# Supplied records start
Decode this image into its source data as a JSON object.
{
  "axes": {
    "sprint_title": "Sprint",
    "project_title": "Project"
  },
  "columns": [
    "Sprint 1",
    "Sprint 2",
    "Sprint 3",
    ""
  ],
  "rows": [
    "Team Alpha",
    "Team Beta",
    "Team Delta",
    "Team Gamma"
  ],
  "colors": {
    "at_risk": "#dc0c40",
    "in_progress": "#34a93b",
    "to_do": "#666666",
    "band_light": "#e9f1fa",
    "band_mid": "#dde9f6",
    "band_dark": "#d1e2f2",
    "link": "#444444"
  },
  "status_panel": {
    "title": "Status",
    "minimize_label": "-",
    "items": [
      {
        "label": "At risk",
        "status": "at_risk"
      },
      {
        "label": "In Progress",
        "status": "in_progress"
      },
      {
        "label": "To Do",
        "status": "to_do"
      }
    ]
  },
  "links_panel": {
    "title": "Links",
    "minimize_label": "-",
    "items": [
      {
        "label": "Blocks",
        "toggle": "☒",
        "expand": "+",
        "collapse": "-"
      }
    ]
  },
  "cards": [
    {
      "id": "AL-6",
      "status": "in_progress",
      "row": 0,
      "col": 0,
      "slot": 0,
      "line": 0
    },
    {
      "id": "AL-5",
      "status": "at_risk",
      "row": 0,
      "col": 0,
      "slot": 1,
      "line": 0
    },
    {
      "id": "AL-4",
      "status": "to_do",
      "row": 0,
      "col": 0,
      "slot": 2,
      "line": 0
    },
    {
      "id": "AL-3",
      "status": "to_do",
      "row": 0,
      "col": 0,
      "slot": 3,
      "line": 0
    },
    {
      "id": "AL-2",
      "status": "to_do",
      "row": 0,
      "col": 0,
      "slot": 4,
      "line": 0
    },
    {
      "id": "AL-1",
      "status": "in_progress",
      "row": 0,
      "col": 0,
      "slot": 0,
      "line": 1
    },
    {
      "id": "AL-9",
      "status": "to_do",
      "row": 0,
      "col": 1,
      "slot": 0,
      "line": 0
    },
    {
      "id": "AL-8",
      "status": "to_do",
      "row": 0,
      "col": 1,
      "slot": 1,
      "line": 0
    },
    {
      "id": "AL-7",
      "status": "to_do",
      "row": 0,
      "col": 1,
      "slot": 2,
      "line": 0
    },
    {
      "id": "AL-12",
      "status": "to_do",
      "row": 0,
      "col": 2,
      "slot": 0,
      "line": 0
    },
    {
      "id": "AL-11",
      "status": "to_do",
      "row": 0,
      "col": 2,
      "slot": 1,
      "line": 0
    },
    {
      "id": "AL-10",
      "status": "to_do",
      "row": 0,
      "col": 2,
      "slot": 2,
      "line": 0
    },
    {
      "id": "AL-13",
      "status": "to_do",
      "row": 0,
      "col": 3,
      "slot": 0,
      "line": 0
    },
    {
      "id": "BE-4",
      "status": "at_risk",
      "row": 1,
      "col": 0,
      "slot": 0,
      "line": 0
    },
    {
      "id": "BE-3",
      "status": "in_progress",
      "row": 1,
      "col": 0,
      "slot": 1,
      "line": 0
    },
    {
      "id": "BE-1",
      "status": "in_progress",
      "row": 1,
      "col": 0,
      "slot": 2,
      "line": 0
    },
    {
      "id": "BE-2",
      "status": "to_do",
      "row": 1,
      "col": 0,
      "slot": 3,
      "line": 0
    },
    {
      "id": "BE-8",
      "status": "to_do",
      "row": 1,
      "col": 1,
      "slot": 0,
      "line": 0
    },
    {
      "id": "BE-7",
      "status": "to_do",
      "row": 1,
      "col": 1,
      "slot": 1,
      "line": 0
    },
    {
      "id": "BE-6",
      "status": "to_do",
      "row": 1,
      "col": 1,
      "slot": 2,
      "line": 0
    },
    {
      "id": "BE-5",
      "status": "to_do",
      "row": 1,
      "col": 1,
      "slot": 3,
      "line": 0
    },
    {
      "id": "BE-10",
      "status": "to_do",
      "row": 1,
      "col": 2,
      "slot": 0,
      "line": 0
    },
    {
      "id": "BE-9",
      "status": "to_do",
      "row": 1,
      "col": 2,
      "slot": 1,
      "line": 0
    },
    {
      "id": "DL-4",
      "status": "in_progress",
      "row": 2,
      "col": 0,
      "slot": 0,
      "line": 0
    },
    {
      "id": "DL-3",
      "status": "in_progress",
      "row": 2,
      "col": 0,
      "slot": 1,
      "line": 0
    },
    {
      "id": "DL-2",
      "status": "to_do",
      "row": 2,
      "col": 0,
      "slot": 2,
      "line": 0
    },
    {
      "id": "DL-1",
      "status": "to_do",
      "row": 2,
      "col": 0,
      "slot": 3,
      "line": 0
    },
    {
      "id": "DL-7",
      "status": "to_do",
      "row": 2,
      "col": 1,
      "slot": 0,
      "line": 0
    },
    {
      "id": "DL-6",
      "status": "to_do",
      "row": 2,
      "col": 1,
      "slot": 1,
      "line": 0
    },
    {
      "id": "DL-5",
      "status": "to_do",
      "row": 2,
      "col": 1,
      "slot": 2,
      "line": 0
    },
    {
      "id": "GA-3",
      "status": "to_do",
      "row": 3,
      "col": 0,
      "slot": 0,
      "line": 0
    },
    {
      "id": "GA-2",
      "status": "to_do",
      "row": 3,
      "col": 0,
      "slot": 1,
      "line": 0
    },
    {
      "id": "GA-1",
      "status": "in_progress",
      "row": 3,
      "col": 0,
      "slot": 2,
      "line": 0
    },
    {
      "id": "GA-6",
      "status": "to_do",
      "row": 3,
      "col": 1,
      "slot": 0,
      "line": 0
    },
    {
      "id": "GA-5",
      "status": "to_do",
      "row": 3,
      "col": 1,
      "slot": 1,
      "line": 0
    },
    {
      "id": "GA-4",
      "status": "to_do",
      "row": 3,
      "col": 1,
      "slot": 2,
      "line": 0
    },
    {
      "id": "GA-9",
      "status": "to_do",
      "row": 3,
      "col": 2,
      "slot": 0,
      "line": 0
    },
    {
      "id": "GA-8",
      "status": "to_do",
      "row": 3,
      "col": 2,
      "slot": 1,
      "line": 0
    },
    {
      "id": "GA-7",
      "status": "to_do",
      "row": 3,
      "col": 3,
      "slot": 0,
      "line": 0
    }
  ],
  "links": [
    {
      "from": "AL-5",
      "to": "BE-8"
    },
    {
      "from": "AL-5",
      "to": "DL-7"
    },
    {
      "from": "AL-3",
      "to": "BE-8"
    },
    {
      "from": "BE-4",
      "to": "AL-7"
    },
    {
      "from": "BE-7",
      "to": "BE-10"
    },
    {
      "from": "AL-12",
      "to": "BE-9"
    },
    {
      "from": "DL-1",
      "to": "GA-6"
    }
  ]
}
# Supplied records end
• [To be done] Return what is listed above, exactly and completely.

• [Task output]
Decode this image into its source data as a JSON object.
{
  "axes": {
    "sprint_title": "Sprint",
    "project_title": "Project"
  },
  "columns": [
    "Sprint 1",
    "Sprint 2",
    "Sprint 3",
    ""
  ],
  "rows": [
    "Team Alpha",
    "Team Beta",
    "Team Delta",
    "Team Gamma"
  ],
  "colors": {
    "at_risk": "#dc0c40",
    "in_progress": "#34a93b",
    "to_do": "#666666",
    "band_light": "#e9f1fa",
    "band_mid": "#dde9f6",
    "band_dark": "#d1e2f2",
    "link": "#444444"
  },
  "status_panel": {
    "title": "Status",
    "minimize_label": "-",
    "items": [
      {
        "label": "At risk",
        "status": "at_risk"
      },
      {
        "label": "In Progress",
        "status": "in_progress"
      },
      {
        "label": "To Do",
        "status": "to_do"
      }
    ]
  },
  "links_panel": {
    "title": "Links",
    "minimize_label": "-",
    "items": [
      {
        "label": "Blocks",
        "toggle": "☒",
        "expand": "+",
        "collapse": "-"
      }
    ]
  },
  "cards": [
    {
      "id": "AL-6",
      "status": "in_progress",
      "row": 0,
      "col": 0,
      "slot": 0,
      "line": 0
    },
    {
      "id": "AL-5",
      "status": "at_risk",
      "row": 0,
      "col": 0,
      "slot": 1,
      "line": 0
    },
    {
      "id": "AL-4",
      "status": "to_do",
      "row": 0,
      "col": 0,
      "slot": 2,
      "line": 0
    },
    {
      "id": "AL-3",
      "status": "to_do",
      "row": 0,
      "col": 0,
      "slot": 3,
      "line": 0
    },
    {
      "id": "AL-2",
      "status": "to_do",
      "row": 0,
      "col": 0,
      "slot": 4,
      "line": 0
    },
    {
      "id": "AL-1",
      "status": "in_progress",
      "row": 0,
      "col": 0,
      "slot": 0,
      "line": 1
    },
    {
      "id": "AL-9",
      "status": "to_do",
      "row": 0,
      "col": 1,
      "slot": 0,
      "line": 0
    },
    {
      "id": "AL-8",
      "status": "to_do",
      "row": 0,
      "col": 1,
      "slot": 1,
      "line": 0
    },
    {
      "id": "AL-7",
      "status": "to_do",
      "row": 0,
      "col": 1,
      "slot": 2,
      "line": 0
    },
    {
      "id": "AL-12",
      "status": "to_do",
      "row": 0,
      "col": 2,
      "slot": 0,
      "line": 0
    },
    {
      "id": "AL-11",
      "status": "to_do",
      "row": 0,
      "col": 2,
      "slot": 1,
      "line": 0
    },
    {
      "id": "AL-10",
      "status": "to_do",
      "row": 0,
      "col": 2,
      "slot": 2,
      "line": 0
    },
    {
      "id": "AL-13",
      "status": "to_do",
      "row": 0,
      "col": 3,
      "slot": 0,
      "line": 0
    },
    {
      "id": "BE-4",
      "status": "at_risk",
      "row": 1,
      "col": 0,
      "slot": 0,
      "line": 0
    },
    {
      "id": "BE-3",
      "status": "in_progress",
      "row": 1,
      "col": 0,
      "slot": 1,
      "line": 0
    },
    {
      "id": "BE-1",
      "status": "in_progress",
      "row": 1,
      "col": 0,
      "slot": 2,
      "line": 0
    },
    {
      "id": "BE-2",
      "status": "to_do",
      "row": 1,
      "col": 0,
      "slot": 3,
      "line": 0
    },
    {
      "id": "BE-8",
      "status": "to_do",
      "row": 1,
      "col": 1,
      "slot": 0,
      "line": 0
    },
    {
      "id": "BE-7",
      "status": "to_do",
      "row": 1,
      "col": 1,
      "slot": 1,
      "line": 0
    },
    {
      "id": "BE-6",
      "status": "to_do",
      "row": 1,
      "col": 1,
      "slot": 2,
      "line": 0
    },
    {
      "id": "BE-5",
      "status": "to_do",
      "row": 1,
      "col": 1,
      "slot": 3,
      "line": 0
    },
    {
      "id": "BE-10",
      "status": "to_do",
      "row": 1,
      "col": 2,
      "slot": 0,
      "line": 0
    },
    {
      "id": "BE-9",
      "status": "to_do",
      "row": 1,
      "col": 2,
      "slot": 1,
      "line": 0
    },
    {
      "id": "DL-4",
      "status": "in_progress",
      "row": 2,
      "col": 0,
      "slot": 0,
      "line": 0
    },
    {
      "id": "DL-3",
      "status": "in_progress",
      "row": 2,
      "col": 0,
      "slot": 1,
      "line": 0
    },
    {
      "id": "DL-2",
      "status": "to_do",
      "row": 2,
      "col": 0,
      "slot": 2,
      "line": 0
    },
    {
      "id": "DL-1",
      "status": "to_do",
      "row": 2,
      "col": 0,
      "slot": 3,
      "line": 0
    },
    {
      "id": "DL-7",
      "status": "to_do",
      "row": 2,
      "col": 1,
      "slot": 0,
      "line": 0
    },
    {
      "id": "DL-6",
      "status": "to_do",
      "row": 2,
      "col": 1,
      "slot": 1,
      "line": 0
    },
    {
      "id": "DL-5",
      "status": "to_do",
      "row": 2,
      "col": 1,
      "slot": 2,
      "line": 0
    },
    {
      "id": "GA-3",
      "status": "to_do",
      "row": 3,
      "col": 0,
      "slot": 0,
      "line": 0
    },
    {
      "id": "GA-2",
      "status": "to_do",
      "row": 3,
      "col": 0,
      "slot": 1,
      "line": 0
    },
    {
      "id": "GA-1",
      "status": "in_progress",
      "row": 3,
      "col": 0,
      "slot": 2,
      "line": 0
    },
    {
      "id": "GA-6",
      "status": "to_do",
      "row": 3,
      "col": 1,
      "slot": 0,
      "line": 0
    },
    {
      "id": "GA-5",
      "status": "to_do",
      "row": 3,
      "col": 1,
      "slot": 1,
      "line": 0
    },
    {
      "id": "GA-4",
      "status": "to_do",
      "row": 3,
      "col": 1,
      "slot": 2,
      "line": 0
    },
    {
      "id": "GA-9",
      "status": "to_do",
      "row": 3,
      "col": 2,
      "slot": 0,
      "line": 0
    },
    {
      "id": "GA-8",
      "status": "to_do",
      "row": 3,
      "col": 2,
      "slot": 1,
      "line": 0
    },
    {
      "id": "GA-7",
      "status": "to_do",
      "row": 3,
      "col": 3,
      "slot": 0,
      "line": 0
    }
  ],
  "links": [
    {
      "from": "AL-5",
      "to": "BE-8"
    },
    {
      "from": "AL-5",
      "to": "DL-7"
    },
    {
      "from": "AL-3",
      "to": "BE-8"
    },
    {
      "from": "BE-4",
      "to": "AL-7"
    },
    {
      "from": "BE-7",
      "to": "BE-10"
    },
    {
      "from": "AL-12",
      "to": "BE-9"
    },
    {
      "from": "DL-1",
      "to": "GA-6"
    }
  ]
}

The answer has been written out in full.